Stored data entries
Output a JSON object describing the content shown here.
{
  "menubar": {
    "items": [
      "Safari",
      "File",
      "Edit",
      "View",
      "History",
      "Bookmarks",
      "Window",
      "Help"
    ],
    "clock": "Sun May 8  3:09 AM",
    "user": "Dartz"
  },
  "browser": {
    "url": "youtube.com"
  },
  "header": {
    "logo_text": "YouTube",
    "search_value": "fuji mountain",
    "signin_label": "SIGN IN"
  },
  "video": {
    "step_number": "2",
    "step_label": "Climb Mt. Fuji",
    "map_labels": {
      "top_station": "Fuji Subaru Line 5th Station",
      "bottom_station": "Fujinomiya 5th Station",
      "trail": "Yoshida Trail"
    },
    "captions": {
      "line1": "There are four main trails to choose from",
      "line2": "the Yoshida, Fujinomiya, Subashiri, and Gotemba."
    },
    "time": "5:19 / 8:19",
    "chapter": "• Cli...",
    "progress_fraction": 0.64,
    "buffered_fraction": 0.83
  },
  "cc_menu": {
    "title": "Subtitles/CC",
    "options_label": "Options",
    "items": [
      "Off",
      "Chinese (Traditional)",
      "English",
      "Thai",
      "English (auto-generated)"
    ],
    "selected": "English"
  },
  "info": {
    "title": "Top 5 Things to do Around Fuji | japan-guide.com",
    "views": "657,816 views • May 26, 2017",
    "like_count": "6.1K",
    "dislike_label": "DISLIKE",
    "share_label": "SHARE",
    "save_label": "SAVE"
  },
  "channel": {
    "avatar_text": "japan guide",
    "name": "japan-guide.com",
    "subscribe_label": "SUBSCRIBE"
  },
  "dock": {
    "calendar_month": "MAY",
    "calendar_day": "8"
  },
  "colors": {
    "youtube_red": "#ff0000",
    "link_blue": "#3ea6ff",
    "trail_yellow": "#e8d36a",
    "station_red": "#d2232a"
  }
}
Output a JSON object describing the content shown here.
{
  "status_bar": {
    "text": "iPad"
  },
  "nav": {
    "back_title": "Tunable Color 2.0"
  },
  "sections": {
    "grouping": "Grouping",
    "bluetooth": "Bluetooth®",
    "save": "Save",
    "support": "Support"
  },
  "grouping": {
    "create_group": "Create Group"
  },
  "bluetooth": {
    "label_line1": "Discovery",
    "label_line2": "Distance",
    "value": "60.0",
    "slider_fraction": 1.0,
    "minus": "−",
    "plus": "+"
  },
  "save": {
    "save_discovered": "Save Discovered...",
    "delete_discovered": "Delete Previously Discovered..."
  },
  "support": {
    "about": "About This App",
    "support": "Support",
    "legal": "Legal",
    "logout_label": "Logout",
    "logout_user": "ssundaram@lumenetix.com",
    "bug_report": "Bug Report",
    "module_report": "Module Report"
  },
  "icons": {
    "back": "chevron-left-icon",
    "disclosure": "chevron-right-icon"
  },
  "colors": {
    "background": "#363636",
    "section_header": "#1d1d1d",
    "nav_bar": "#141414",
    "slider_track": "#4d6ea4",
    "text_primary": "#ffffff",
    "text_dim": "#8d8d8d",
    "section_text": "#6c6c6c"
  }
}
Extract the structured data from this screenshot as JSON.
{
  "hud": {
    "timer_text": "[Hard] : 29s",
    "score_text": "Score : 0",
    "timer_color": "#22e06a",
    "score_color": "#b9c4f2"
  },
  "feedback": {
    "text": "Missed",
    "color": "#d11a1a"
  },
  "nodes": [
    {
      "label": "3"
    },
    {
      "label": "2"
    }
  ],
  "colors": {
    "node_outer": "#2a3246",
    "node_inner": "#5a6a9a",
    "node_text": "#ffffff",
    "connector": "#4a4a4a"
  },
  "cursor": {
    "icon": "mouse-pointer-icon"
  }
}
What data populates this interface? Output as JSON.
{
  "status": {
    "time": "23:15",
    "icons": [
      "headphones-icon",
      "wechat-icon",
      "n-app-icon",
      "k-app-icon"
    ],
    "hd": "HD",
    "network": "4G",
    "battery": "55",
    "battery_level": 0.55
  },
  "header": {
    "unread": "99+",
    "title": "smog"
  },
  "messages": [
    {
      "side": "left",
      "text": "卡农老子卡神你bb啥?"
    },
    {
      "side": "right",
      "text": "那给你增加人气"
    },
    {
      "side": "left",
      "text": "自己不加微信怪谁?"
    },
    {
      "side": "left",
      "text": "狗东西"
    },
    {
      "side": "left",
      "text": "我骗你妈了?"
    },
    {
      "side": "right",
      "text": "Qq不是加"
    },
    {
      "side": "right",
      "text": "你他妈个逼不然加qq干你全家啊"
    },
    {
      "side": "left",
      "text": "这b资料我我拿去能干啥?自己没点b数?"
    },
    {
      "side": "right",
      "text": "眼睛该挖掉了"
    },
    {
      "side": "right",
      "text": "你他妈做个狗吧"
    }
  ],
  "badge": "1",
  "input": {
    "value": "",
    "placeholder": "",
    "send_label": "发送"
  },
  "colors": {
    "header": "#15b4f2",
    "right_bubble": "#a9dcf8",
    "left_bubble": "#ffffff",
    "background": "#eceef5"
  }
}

▶ _TASK DETAILS_
Send back each record exactly as it stands.

▶ _EXERCISE ANSWER_
Output a JSON object describing the content shown here.
{
  "menubar": {
    "items": [
      "Safari",
      "File",
      "Edit",
      "View",
      "History",
      "Bookmarks",
      "Window",
      "Help"
    ],
    "clock": "Sun May 8  3:09 AM",
    "user": "Dartz"
  },
  "browser": {
    "url": "youtube.com"
  },
  "header": {
    "logo_text": "YouTube",
    "search_value": "fuji mountain",
    "signin_label": "SIGN IN"
  },
  "video": {
    "step_number": "2",
    "step_label": "Climb Mt. Fuji",
    "map_labels": {
      "top_station": "Fuji Subaru Line 5th Station",
      "bottom_station": "Fujinomiya 5th Station",
      "trail": "Yoshida Trail"
    },
    "captions": {
      "line1": "There are four main trails to choose from",
      "line2": "the Yoshida, Fujinomiya, Subashiri, and Gotemba."
    },
    "time": "5:19 / 8:19",
    "chapter": "• Cli...",
    "progress_fraction": 0.64,
    "buffered_fraction": 0.83
  },
  "cc_menu": {
    "title": "Subtitles/CC",
    "options_label": "Options",
    "items": [
      "Off",
      "Chinese (Traditional)",
      "English",
      "Thai",
      "English (auto-generated)"
    ],
    "selected": "English"
  },
  "info": {
    "title": "Top 5 Things to do Around Fuji | japan-guide.com",
    "views": "657,816 views • May 26, 2017",
    "like_count": "6.1K",
    "dislike_label": "DISLIKE",
    "share_label": "SHARE",
    "save_label": "SAVE"
  },
  "channel": {
    "avatar_text": "japan guide",
    "name": "japan-guide.com",
    "subscribe_label": "SUBSCRIBE"
  },
  "dock": {
    "calendar_month": "MAY",
    "calendar_day": "8"
  },
  "colors": {
    "youtube_red": "#ff0000",
    "link_blue": "#3ea6ff",
    "trail_yellow": "#e8d36a",
    "station_red": "#d2232a"
  }
}
Output a JSON object describing the content shown here.
{
  "status_bar": {
    "text": "iPad"
  },
  "nav": {
    "back_title": "Tunable Color 2.0"
  },
  "sections": {
    "grouping": "Grouping",
    "bluetooth": "Bluetooth®",
    "save": "Save",
    "support": "Support"
  },
  "grouping": {
    "create_group": "Create Group"
  },
  "bluetooth": {
    "label_line1": "Discovery",
    "label_line2": "Distance",
    "value": "60.0",
    "slider_fraction": 1.0,
    "minus": "−",
    "plus": "+"
  },
  "save": {
    "save_discovered": "Save Discovered...",
    "delete_discovered": "Delete Previously Discovered..."
  },
  "support": {
    "about": "About This App",
    "support": "Support",
    "legal": "Legal",
    "logout_label": "Logout",
    "logout_user": "ssundaram@lumenetix.com",
    "bug_report": "Bug Report",
    "module_report": "Module Report"
  },
  "icons": {
    "back": "chevron-left-icon",
    "disclosure": "chevron-right-icon"
  },
  "colors": {
    "background": "#363636",
    "section_header": "#1d1d1d",
    "nav_bar": "#141414",
    "slider_track": "#4d6ea4",
    "text_primary": "#ffffff",
    "text_dim": "#8d8d8d",
    "section_text": "#6c6c6c"
  }
}
Extract the structured data from this screenshot as JSON.
{
  "hud": {
    "timer_text": "[Hard] : 29s",
    "score_text": "Score : 0",
    "timer_color": "#22e06a",
    "score_color": "#b9c4f2"
  },
  "feedback": {
    "text": "Missed",
    "color": "#d11a1a"
  },
  "nodes": [
    {
      "label": "3"
    },
    {
      "label": "2"
    }
  ],
  "colors": {
    "node_outer": "#2a3246",
    "node_inner": "#5a6a9a",
    "node_text": "#ffffff",
    "connector": "#4a4a4a"
  },
  "cursor": {
    "icon": "mouse-pointer-icon"
  }
}
What data populates this interface? Output as JSON.
{
  "status": {
    "time": "23:15",
    "icons": [
      "headphones-icon",
      "wechat-icon",
      "n-app-icon",
      "k-app-icon"
    ],
    "hd": "HD",
    "network": "4G",
    "battery": "55",
    "battery_level": 0.55
  },
  "header": {
    "unread": "99+",
    "title": "smog"
  },
  "messages": [
    {
      "side": "left",
      "text": "卡农老子卡神你bb啥?"
    },
    {
      "side": "right",
      "text": "那给你增加人气"
    },
    {
      "side": "left",
      "text": "自己不加微信怪谁?"
    },
    {
      "side": "left",
      "text": "狗东西"
    },
    {
      "side": "left",
      "text": "我骗你妈了?"
    },
    {
      "side": "right",
      "text": "Qq不是加"
    },
    {
      "side": "right",
      "text": "你他妈个逼不然加qq干你全家啊"
    },
    {
      "side": "left",
      "text": "这b资料我我拿去能干啥?自己没点b数?"
    },
    {
      "side": "right",
      "text": "眼睛该挖掉了"
    },
    {
      "side": "right",
      "text": "你他妈做个狗吧"
    }
  ],
  "badge": "1",
  "input": {
    "value": "",
    "placeholder": "",
    "send_label": "发送"
  },
  "colors": {
    "header": "#15b4f2",
    "right_bubble": "#a9dcf8",
    "left_bubble": "#ffffff",
    "background": "#eceef5"
  }
}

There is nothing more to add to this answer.